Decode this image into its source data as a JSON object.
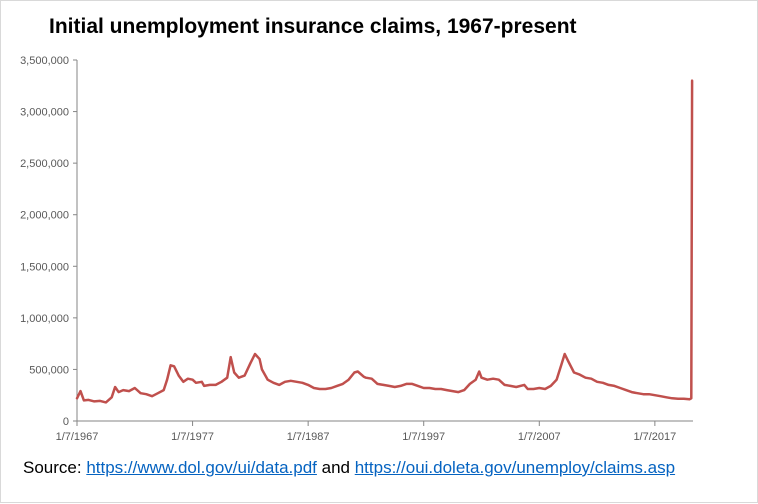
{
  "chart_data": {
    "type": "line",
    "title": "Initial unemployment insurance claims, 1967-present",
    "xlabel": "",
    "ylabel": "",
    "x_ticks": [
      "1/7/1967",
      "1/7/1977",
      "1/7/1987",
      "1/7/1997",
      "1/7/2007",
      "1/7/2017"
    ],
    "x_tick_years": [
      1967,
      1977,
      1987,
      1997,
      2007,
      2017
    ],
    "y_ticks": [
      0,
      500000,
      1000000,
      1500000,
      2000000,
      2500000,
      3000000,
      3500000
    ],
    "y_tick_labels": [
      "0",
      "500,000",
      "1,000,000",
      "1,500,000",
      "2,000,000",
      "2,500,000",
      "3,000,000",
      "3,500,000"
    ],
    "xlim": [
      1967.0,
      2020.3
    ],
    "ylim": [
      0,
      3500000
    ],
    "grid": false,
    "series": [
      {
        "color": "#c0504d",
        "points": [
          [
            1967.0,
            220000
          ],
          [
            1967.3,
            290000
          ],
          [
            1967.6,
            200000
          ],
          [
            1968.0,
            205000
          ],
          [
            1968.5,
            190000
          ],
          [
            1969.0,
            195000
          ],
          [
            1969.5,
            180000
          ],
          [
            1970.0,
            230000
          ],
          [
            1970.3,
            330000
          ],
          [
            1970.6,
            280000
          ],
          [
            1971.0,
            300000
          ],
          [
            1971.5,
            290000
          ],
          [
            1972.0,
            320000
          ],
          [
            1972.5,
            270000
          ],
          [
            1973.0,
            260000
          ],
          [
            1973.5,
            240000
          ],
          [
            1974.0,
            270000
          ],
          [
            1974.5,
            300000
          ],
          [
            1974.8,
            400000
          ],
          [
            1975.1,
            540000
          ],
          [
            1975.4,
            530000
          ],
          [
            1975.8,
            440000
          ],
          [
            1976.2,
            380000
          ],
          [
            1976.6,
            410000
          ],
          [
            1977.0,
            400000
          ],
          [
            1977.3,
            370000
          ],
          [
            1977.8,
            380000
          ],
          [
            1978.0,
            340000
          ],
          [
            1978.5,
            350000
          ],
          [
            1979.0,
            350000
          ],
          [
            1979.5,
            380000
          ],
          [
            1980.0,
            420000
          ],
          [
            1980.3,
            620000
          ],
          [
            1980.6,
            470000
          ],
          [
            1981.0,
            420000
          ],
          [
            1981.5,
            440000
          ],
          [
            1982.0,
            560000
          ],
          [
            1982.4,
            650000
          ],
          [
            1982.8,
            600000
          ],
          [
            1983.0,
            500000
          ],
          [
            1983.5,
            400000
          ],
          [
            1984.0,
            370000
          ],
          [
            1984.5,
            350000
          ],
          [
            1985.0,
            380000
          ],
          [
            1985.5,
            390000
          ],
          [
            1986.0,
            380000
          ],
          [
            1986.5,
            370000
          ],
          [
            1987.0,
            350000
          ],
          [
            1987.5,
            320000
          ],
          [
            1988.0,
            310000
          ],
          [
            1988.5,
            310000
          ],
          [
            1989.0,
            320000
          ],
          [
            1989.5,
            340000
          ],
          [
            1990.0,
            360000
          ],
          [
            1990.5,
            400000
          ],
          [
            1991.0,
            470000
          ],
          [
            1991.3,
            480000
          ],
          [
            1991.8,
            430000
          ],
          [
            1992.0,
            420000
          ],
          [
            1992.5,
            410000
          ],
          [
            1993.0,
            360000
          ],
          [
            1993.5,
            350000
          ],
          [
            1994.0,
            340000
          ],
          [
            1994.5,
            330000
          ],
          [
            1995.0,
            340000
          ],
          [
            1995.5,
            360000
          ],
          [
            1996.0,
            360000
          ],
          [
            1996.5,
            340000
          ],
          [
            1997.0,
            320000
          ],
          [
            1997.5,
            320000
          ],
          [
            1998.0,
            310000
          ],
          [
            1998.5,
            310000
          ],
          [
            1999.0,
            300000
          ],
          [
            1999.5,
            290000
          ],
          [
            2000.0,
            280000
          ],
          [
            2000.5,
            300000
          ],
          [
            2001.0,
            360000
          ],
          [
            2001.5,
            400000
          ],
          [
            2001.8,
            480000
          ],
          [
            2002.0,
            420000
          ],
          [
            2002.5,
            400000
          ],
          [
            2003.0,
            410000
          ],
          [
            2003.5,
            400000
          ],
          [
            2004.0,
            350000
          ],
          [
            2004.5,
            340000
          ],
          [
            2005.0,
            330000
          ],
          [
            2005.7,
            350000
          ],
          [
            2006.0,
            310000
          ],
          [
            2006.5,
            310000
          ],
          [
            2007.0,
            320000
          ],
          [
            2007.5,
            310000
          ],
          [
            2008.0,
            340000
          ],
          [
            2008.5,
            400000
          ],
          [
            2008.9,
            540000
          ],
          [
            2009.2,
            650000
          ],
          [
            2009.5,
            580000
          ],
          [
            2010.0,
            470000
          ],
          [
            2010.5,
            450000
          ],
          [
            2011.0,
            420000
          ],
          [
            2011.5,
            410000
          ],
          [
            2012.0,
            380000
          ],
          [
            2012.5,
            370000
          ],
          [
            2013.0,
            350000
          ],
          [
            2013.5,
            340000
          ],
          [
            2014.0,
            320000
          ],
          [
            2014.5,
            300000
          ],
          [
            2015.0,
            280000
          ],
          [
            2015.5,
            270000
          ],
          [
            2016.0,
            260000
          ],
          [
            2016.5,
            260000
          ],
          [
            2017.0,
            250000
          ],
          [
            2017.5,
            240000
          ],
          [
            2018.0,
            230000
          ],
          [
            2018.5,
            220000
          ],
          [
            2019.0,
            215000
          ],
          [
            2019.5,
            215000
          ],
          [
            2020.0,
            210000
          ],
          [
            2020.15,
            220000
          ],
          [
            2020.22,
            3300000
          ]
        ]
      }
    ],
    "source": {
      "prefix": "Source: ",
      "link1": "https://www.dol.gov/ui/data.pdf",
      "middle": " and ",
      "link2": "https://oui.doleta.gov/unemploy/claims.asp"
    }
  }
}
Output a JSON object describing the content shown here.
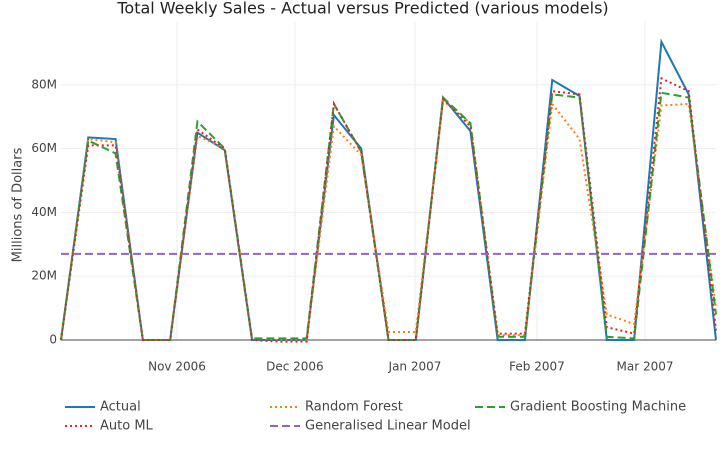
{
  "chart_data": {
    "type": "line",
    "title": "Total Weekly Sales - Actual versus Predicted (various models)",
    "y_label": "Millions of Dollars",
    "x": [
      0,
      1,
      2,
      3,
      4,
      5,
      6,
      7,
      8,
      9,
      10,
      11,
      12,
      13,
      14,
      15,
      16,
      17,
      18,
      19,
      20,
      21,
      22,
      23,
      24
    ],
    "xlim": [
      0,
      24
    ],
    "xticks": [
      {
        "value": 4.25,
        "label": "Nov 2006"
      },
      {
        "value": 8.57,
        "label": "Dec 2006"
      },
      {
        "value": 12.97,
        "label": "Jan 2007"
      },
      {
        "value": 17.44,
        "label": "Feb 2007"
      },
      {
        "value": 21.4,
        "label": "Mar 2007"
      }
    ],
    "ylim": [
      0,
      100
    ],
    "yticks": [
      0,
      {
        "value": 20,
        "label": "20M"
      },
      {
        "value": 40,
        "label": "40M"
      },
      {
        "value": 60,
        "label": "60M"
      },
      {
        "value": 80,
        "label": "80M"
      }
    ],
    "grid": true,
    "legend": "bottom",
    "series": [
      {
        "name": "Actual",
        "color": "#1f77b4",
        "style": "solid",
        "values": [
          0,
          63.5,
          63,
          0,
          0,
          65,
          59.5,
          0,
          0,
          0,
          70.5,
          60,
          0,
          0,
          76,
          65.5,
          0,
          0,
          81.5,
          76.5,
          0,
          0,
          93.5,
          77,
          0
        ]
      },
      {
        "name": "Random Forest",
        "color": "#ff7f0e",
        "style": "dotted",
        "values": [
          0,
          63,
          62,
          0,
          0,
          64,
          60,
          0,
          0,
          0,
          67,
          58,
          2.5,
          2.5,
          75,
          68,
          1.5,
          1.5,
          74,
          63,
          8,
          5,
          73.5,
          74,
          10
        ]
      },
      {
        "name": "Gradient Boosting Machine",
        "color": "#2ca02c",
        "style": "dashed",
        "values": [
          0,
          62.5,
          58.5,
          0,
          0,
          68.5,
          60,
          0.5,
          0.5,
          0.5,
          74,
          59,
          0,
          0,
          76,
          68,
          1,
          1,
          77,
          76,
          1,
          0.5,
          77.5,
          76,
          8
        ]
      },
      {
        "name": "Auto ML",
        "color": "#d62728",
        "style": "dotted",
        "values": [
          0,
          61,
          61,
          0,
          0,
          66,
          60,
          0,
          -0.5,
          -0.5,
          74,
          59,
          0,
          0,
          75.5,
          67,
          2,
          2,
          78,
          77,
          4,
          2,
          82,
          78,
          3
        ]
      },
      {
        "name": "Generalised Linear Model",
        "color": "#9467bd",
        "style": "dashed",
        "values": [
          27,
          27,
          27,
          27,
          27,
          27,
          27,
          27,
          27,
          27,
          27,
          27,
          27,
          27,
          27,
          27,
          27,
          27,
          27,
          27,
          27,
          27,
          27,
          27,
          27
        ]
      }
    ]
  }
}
.....
What this task involves –
From the data, collect all lines where the string "https" appears.

The completed task –
      "link1": "https://www.dol.gov/ui/data.pdf",
      "link2": "https://oui.doleta.gov/unemploy/claims.asp"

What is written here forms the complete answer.